Print the records from their first line through the line containing "Text: O: O xyxy=(92,199,100,209)", with both ends included. Leave the pictures out.
## begin Dataset excerpts
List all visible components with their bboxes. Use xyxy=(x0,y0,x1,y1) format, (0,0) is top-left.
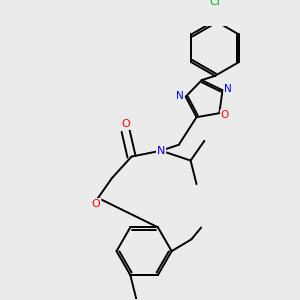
Text: O: O xyxy=(121,119,130,129)
Text: N: N xyxy=(176,91,184,101)
Text: Cl: Cl xyxy=(210,0,220,7)
Text: N: N xyxy=(224,84,232,94)
Text: O: O xyxy=(221,110,229,120)
Text: O: O xyxy=(92,199,100,209)
Text: N: N xyxy=(157,146,165,156)
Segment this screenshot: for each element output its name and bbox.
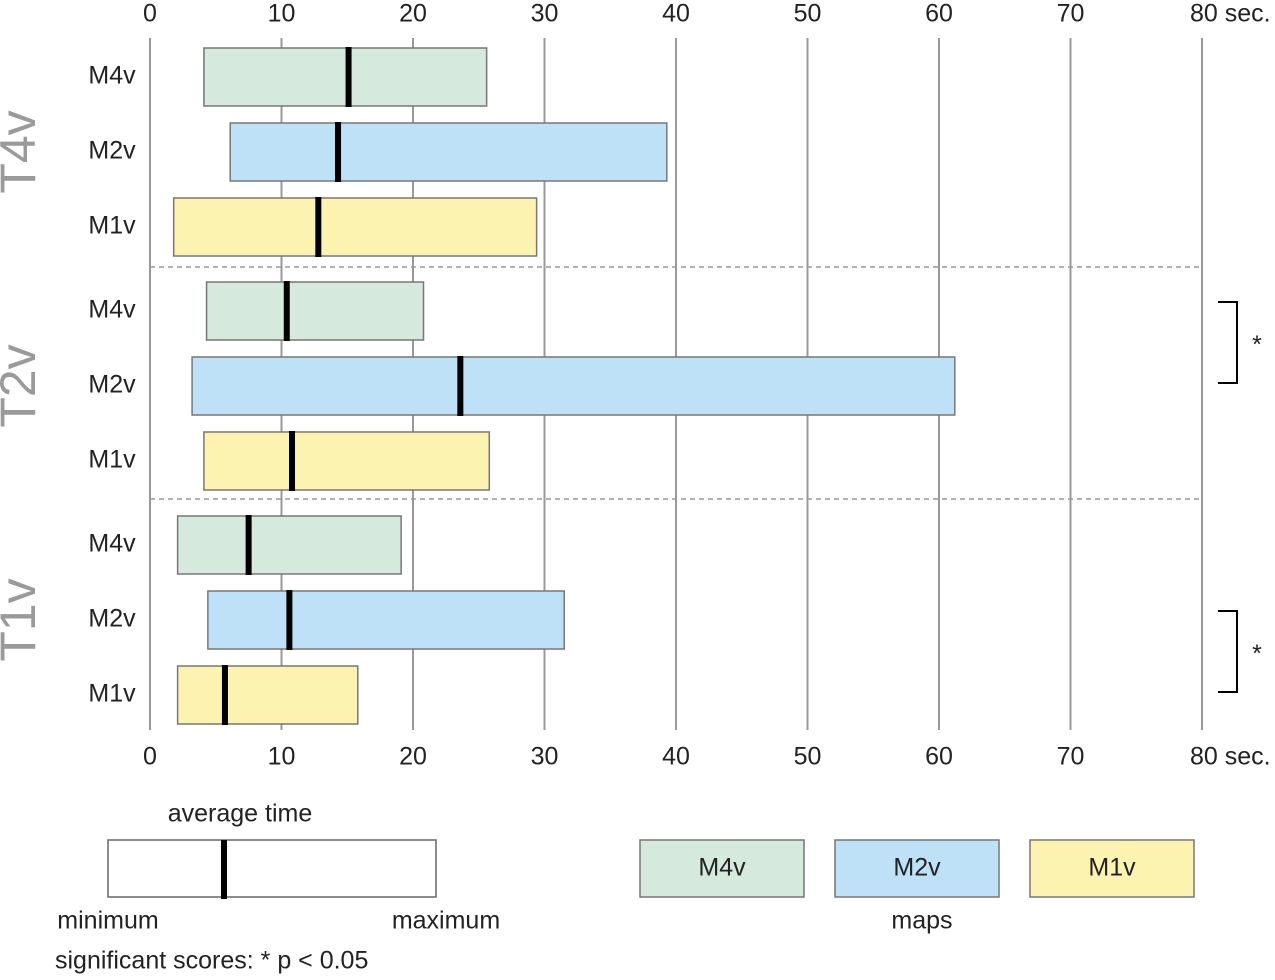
## end Dataset excerpts
Result:
List all visible components with their bboxes. Use xyxy=(x0,y0,x1,y1) format, (0,0) is top-left.
Text: O: O xyxy=(121,119,130,129)
Text: N: N xyxy=(176,91,184,101)
Text: Cl: Cl xyxy=(210,0,220,7)
Text: N: N xyxy=(224,84,232,94)
Text: O: O xyxy=(221,110,229,120)
Text: O: O xyxy=(92,199,100,209)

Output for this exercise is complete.